> [Short task] Copy each of the entries below word for word, omitting the pictures.

> [Material for this task]
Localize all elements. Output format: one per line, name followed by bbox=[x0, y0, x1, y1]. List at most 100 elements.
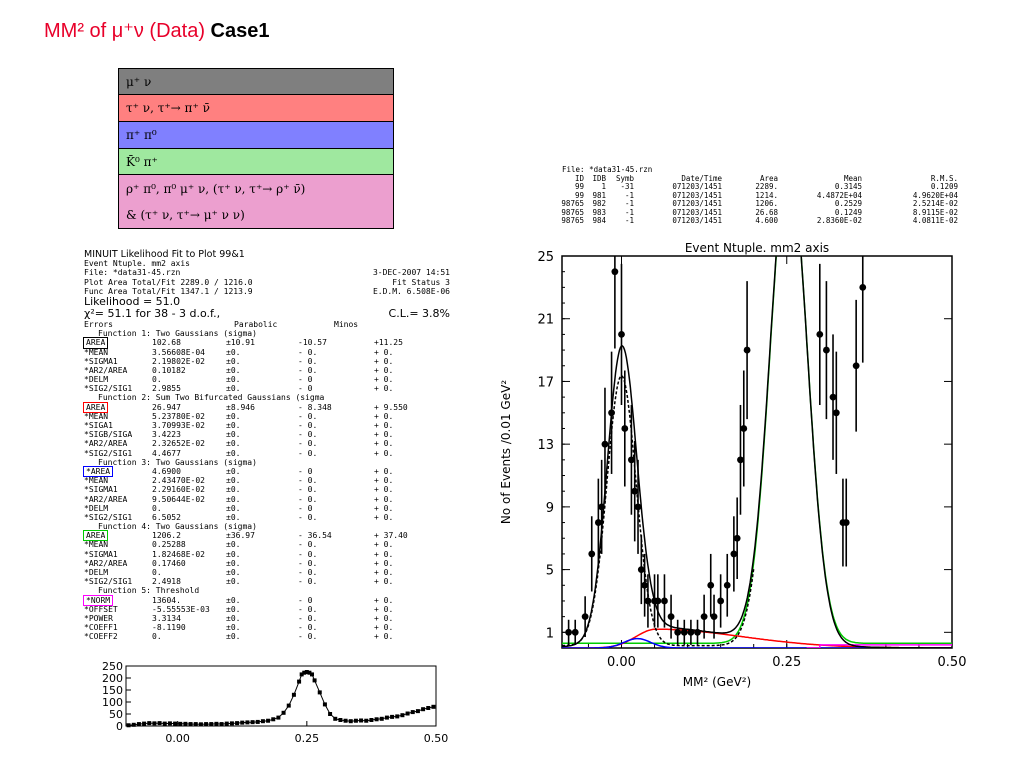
minos-high: + 0. bbox=[374, 595, 394, 605]
data-point bbox=[717, 597, 725, 605]
overview-data-point bbox=[415, 709, 420, 714]
param-value: 4.4677 bbox=[152, 448, 181, 458]
param-error: ±0. bbox=[226, 623, 241, 633]
fit-chi2-line: χ²= 51.1 for 38 - 3 d.o.f., C.L.= 3.8% bbox=[84, 306, 450, 320]
overview-data-point bbox=[359, 718, 364, 723]
stats-cell: 982 bbox=[592, 199, 606, 208]
green-curve bbox=[562, 256, 952, 645]
fit-cl: C.L.= 3.8% bbox=[388, 306, 450, 320]
overview-data-point bbox=[240, 720, 245, 725]
param-name: *SIG2/SIG1 bbox=[84, 577, 133, 587]
stats-cell: Area bbox=[759, 173, 778, 183]
title-main: MM² of μ⁺ν (Data) bbox=[44, 20, 205, 42]
param-error: ±0. bbox=[226, 439, 241, 449]
fit-parameter-row: *AR2/AREA 0.10182 ±0. - 0. + 0. bbox=[84, 366, 450, 375]
param-value: 1.82468E-02 bbox=[152, 549, 205, 559]
overview-data-point bbox=[307, 670, 312, 675]
param-name: *AR2/AREA bbox=[84, 494, 128, 504]
param-name: *DELM bbox=[84, 568, 109, 577]
overview-data-point bbox=[410, 710, 415, 715]
minos-low: - 0 bbox=[298, 503, 313, 513]
data-point bbox=[852, 362, 860, 370]
param-value: 0. bbox=[152, 568, 162, 577]
overview-data-point bbox=[276, 715, 281, 720]
fit-status: Fit Status 3 bbox=[392, 277, 450, 287]
stats-cell: 8.9115E-02 bbox=[912, 207, 958, 217]
overview-data-point bbox=[390, 714, 395, 719]
stats-cell: 2289. bbox=[755, 182, 778, 191]
param-name: AREA bbox=[82, 401, 109, 413]
legend-entry: π⁺ π⁰ bbox=[119, 122, 393, 149]
overview-data-point bbox=[152, 721, 157, 726]
overview-data-point bbox=[302, 670, 307, 675]
data-point bbox=[680, 628, 688, 636]
overview-data-point bbox=[431, 704, 436, 709]
param-error: ±0. bbox=[226, 512, 241, 522]
overview-data-point bbox=[157, 721, 162, 726]
param-name: *AR2/AREA bbox=[84, 439, 128, 449]
overview-data-point bbox=[281, 710, 286, 715]
overview-data-point bbox=[317, 690, 322, 695]
data-point bbox=[694, 628, 701, 636]
param-value: 4.6900 bbox=[152, 466, 181, 476]
stats-cell: 1214. bbox=[755, 190, 778, 200]
stats-cell: R.M.S. bbox=[930, 173, 958, 183]
legend-entry: ρ⁺ π⁰, π⁰ μ⁺ ν, (τ⁺ ν, τ⁺→ ρ⁺ ν̄) bbox=[119, 175, 393, 202]
stats-file-line: File: *data31-45.rzn bbox=[562, 165, 958, 175]
param-value: 0. bbox=[152, 375, 162, 385]
overview-data-point bbox=[266, 718, 271, 723]
fit-header-line: MINUIT Likelihood Fit to Plot 99&1 bbox=[84, 250, 450, 260]
data-point bbox=[637, 566, 645, 573]
overview-data-point bbox=[255, 719, 260, 724]
minos-low: - 0. bbox=[298, 494, 318, 504]
fit-parameter-row: AREA 26.947 ±8.946 - 8.348 + 9.550 bbox=[82, 401, 450, 413]
overview-data-point bbox=[364, 718, 369, 723]
fit-likelihood: Likelihood = 51.0 bbox=[84, 294, 181, 308]
param-value: 26.947 bbox=[152, 402, 181, 412]
data-point bbox=[621, 425, 629, 432]
overview-data-point bbox=[198, 722, 203, 727]
stats-row: 99 1 -31 071203/1451 2289. 0.3145 0.1209 bbox=[562, 182, 958, 192]
param-error: ±36.97 bbox=[226, 531, 255, 541]
component-legend: μ⁺ ν τ⁺ ν, τ⁺→ π⁺ ν̄ π⁺ π⁰ K̄⁰ π⁺ ρ⁺ π⁰, π⁰ … bbox=[118, 68, 394, 229]
param-value: 2.19802E-02 bbox=[152, 356, 205, 366]
overview-data-point bbox=[183, 721, 188, 726]
data-point bbox=[588, 550, 596, 558]
minos-high: +11.25 bbox=[374, 338, 403, 348]
minos-high: + 0. bbox=[374, 421, 394, 430]
minos-high: + 0. bbox=[374, 512, 394, 522]
param-name: *COEFF1 bbox=[84, 623, 118, 633]
overview-data-point bbox=[304, 670, 309, 674]
overview-data-point bbox=[374, 717, 379, 722]
minos-high: + 0. bbox=[374, 476, 394, 486]
overview-y-tick-label: 200 bbox=[102, 672, 123, 685]
total-fit-curve bbox=[562, 256, 952, 648]
param-name: AREA bbox=[82, 530, 109, 542]
overview-data-point bbox=[353, 718, 358, 723]
stats-cell: 4.9620E+04 bbox=[912, 190, 958, 200]
param-value: 0.10182 bbox=[152, 365, 186, 375]
param-name: *SIG2/SIG1 bbox=[84, 384, 133, 394]
param-name: *POWER bbox=[84, 613, 113, 623]
minos-low: - 0 bbox=[298, 384, 313, 394]
param-name: AREA bbox=[82, 337, 109, 349]
histogram-stats-box: File: *data31-45.rzn ID IDB Symb Date/Time A… bbox=[561, 165, 958, 226]
function-title: Function 2: Sum Two Bifurcated Gaussians… bbox=[98, 393, 325, 403]
minos-low: - 0. bbox=[298, 430, 318, 440]
fit-chi2: χ²= 51.1 for 38 - 3 d.o.f., bbox=[84, 306, 221, 320]
param-error: ±0. bbox=[226, 347, 241, 357]
param-name: *SIGA1 bbox=[84, 421, 113, 430]
data-point bbox=[733, 534, 741, 542]
fit-function-header: Function 2: Sum Two Bifurcated Gaussians… bbox=[84, 393, 450, 402]
param-error: ±0. bbox=[226, 411, 241, 421]
param-error: ±0. bbox=[226, 466, 241, 476]
data-point bbox=[842, 519, 850, 526]
stats-cell: -1 bbox=[624, 216, 634, 225]
data-point bbox=[581, 613, 589, 621]
fit-function-header: Function 3: Two Gaussians (sigma) bbox=[84, 458, 450, 467]
data-point bbox=[674, 628, 682, 636]
overview-data-point bbox=[291, 692, 296, 697]
legend-entry: μ⁺ ν bbox=[119, 69, 393, 95]
data-point bbox=[730, 550, 738, 558]
minos-low: - 0 bbox=[298, 375, 313, 385]
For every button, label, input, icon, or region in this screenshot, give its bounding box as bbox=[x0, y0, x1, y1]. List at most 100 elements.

> [Reply to the exercise]
Localize all elements. Output format: one per line, name followed by bbox=[x0, y0, x1, y1]. List at most 100 elements.
minos-high: + 0. bbox=[374, 595, 394, 605]
data-point bbox=[717, 597, 725, 605]
overview-data-point bbox=[415, 709, 420, 714]
param-value: 4.4677 bbox=[152, 448, 181, 458]
param-error: ±0. bbox=[226, 623, 241, 633]
fit-chi2-line: χ²= 51.1 for 38 - 3 d.o.f., C.L.= 3.8% bbox=[84, 306, 450, 320]
overview-data-point bbox=[359, 718, 364, 723]
stats-cell: 982 bbox=[592, 199, 606, 208]
green-curve bbox=[562, 256, 952, 645]
fit-cl: C.L.= 3.8% bbox=[388, 306, 450, 320]
overview-data-point bbox=[240, 720, 245, 725]
param-name: *SIG2/SIG1 bbox=[84, 577, 133, 587]
stats-cell: Area bbox=[759, 173, 778, 183]
title-main: MM² of μ⁺ν (Data) bbox=[44, 20, 205, 42]
param-error: ±0. bbox=[226, 439, 241, 449]
fit-parameter-row: *AR2/AREA 0.10182 ±0. - 0. + 0. bbox=[84, 366, 450, 375]
param-value: 1.82468E-02 bbox=[152, 549, 205, 559]
overview-data-point bbox=[307, 670, 312, 675]
param-name: *AR2/AREA bbox=[84, 494, 128, 504]
param-name: *DELM bbox=[84, 568, 109, 577]
overview-data-point bbox=[410, 710, 415, 715]
minos-low: - 0 bbox=[298, 503, 313, 513]
data-point bbox=[852, 362, 860, 370]
param-value: 0. bbox=[152, 568, 162, 577]
overview-data-point bbox=[276, 715, 281, 720]
fit-status: Fit Status 3 bbox=[392, 277, 450, 287]
stats-cell: 8.9115E-02 bbox=[912, 207, 958, 217]
overview-data-point bbox=[390, 714, 395, 719]
stats-cell: 2289. bbox=[755, 182, 778, 191]
param-name: AREA bbox=[82, 401, 109, 413]
legend-entry: π⁺ π⁰ bbox=[119, 122, 393, 149]
overview-data-point bbox=[152, 721, 157, 726]
overview-data-point bbox=[302, 670, 307, 675]
data-point bbox=[680, 628, 688, 636]
overview-data-point bbox=[431, 704, 436, 709]
param-error: ±0. bbox=[226, 512, 241, 522]
overview-data-point bbox=[157, 721, 162, 726]
param-name: *AR2/AREA bbox=[84, 439, 128, 449]
overview-data-point bbox=[281, 710, 286, 715]
overview-data-point bbox=[317, 690, 322, 695]
data-point bbox=[694, 628, 701, 636]
param-value: 4.6900 bbox=[152, 466, 181, 476]
stats-cell: 1214. bbox=[755, 190, 778, 200]
stats-cell: R.M.S. bbox=[930, 173, 958, 183]
legend-entry: ρ⁺ π⁰, π⁰ μ⁺ ν, (τ⁺ ν, τ⁺→ ρ⁺ ν̄) bbox=[119, 175, 393, 202]
stats-file-line: File: *data31-45.rzn bbox=[562, 165, 958, 175]
param-value: 0. bbox=[152, 375, 162, 385]
overview-data-point bbox=[266, 718, 271, 723]
fit-header-line: MINUIT Likelihood Fit to Plot 99&1 bbox=[84, 250, 450, 260]
data-point bbox=[637, 566, 645, 573]
overview-data-point bbox=[255, 719, 260, 724]
minos-low: - 0. bbox=[298, 494, 318, 504]
fit-parameter-row: AREA 26.947 ±8.946 - 8.348 + 9.550 bbox=[82, 401, 450, 413]
overview-data-point bbox=[364, 718, 369, 723]
fit-likelihood: Likelihood = 51.0 bbox=[84, 294, 181, 308]
param-value: 26.947 bbox=[152, 402, 181, 412]
data-point bbox=[621, 425, 629, 432]
overview-data-point bbox=[198, 722, 203, 727]
stats-row: 99 1 -31 071203/1451 2289. 0.3145 0.1209 bbox=[562, 182, 958, 192]
param-error: ±36.97 bbox=[226, 531, 255, 541]
component-legend: μ⁺ ν τ⁺ ν, τ⁺→ π⁺ ν̄ π⁺ π⁰ K̄⁰ π⁺ ρ⁺ π⁰, π⁰ … bbox=[118, 68, 394, 229]
param-value: 2.19802E-02 bbox=[152, 356, 205, 366]
overview-data-point bbox=[183, 721, 188, 726]
data-point bbox=[588, 550, 596, 558]
minos-high: +11.25 bbox=[374, 338, 403, 348]
minos-high: + 0. bbox=[374, 421, 394, 430]
minos-high: + 0. bbox=[374, 512, 394, 522]
param-name: *COEFF1 bbox=[84, 623, 118, 633]
overview-data-point bbox=[304, 670, 309, 674]
overview-data-point bbox=[374, 717, 379, 722]
minos-high: + 0. bbox=[374, 476, 394, 486]
overview-y-tick-label: 200 bbox=[102, 672, 123, 685]
total-fit-curve bbox=[562, 256, 952, 648]
param-name: AREA bbox=[82, 530, 109, 542]
overview-data-point bbox=[353, 718, 358, 723]
stats-cell: 4.9620E+04 bbox=[912, 190, 958, 200]
param-value: 0.10182 bbox=[152, 365, 186, 375]
param-name: *SIG2/SIG1 bbox=[84, 384, 133, 394]
param-name: *POWER bbox=[84, 613, 113, 623]
minos-low: - 0 bbox=[298, 384, 313, 394]
param-name: AREA bbox=[82, 337, 109, 349]
histogram-stats-box: File: *data31-45.rzn ID IDB Symb Date/Time A… bbox=[561, 165, 958, 226]
function-title: Function 2: Sum Two Bifurcated Gaussians… bbox=[98, 393, 325, 403]
minos-low: - 0. bbox=[298, 430, 318, 440]
fit-chi2: χ²= 51.1 for 38 - 3 d.o.f., bbox=[84, 306, 221, 320]
param-error: ±0. bbox=[226, 347, 241, 357]
param-name: *SIGA1 bbox=[84, 421, 113, 430]
data-point bbox=[733, 534, 741, 542]
fit-function-header: Function 2: Sum Two Bifurcated Gaussians… bbox=[84, 393, 450, 402]
param-error: ±0. bbox=[226, 411, 241, 421]
param-error: ±0. bbox=[226, 466, 241, 476]
data-point bbox=[842, 519, 850, 526]
stats-cell: -1 bbox=[624, 216, 634, 225]
data-point bbox=[581, 613, 589, 621]
fit-function-header: Function 3: Two Gaussians (sigma) bbox=[84, 458, 450, 467]
data-point bbox=[674, 628, 682, 636]
overview-data-point bbox=[291, 692, 296, 697]
legend-entry: μ⁺ ν bbox=[119, 69, 393, 95]
data-point bbox=[730, 550, 738, 558]
minos-low: - 0 bbox=[298, 375, 313, 385]
For every button, label, input, icon, or region in this screenshot, give its bounding box as bbox=[x0, y0, x1, y1]. List at most 100 elements.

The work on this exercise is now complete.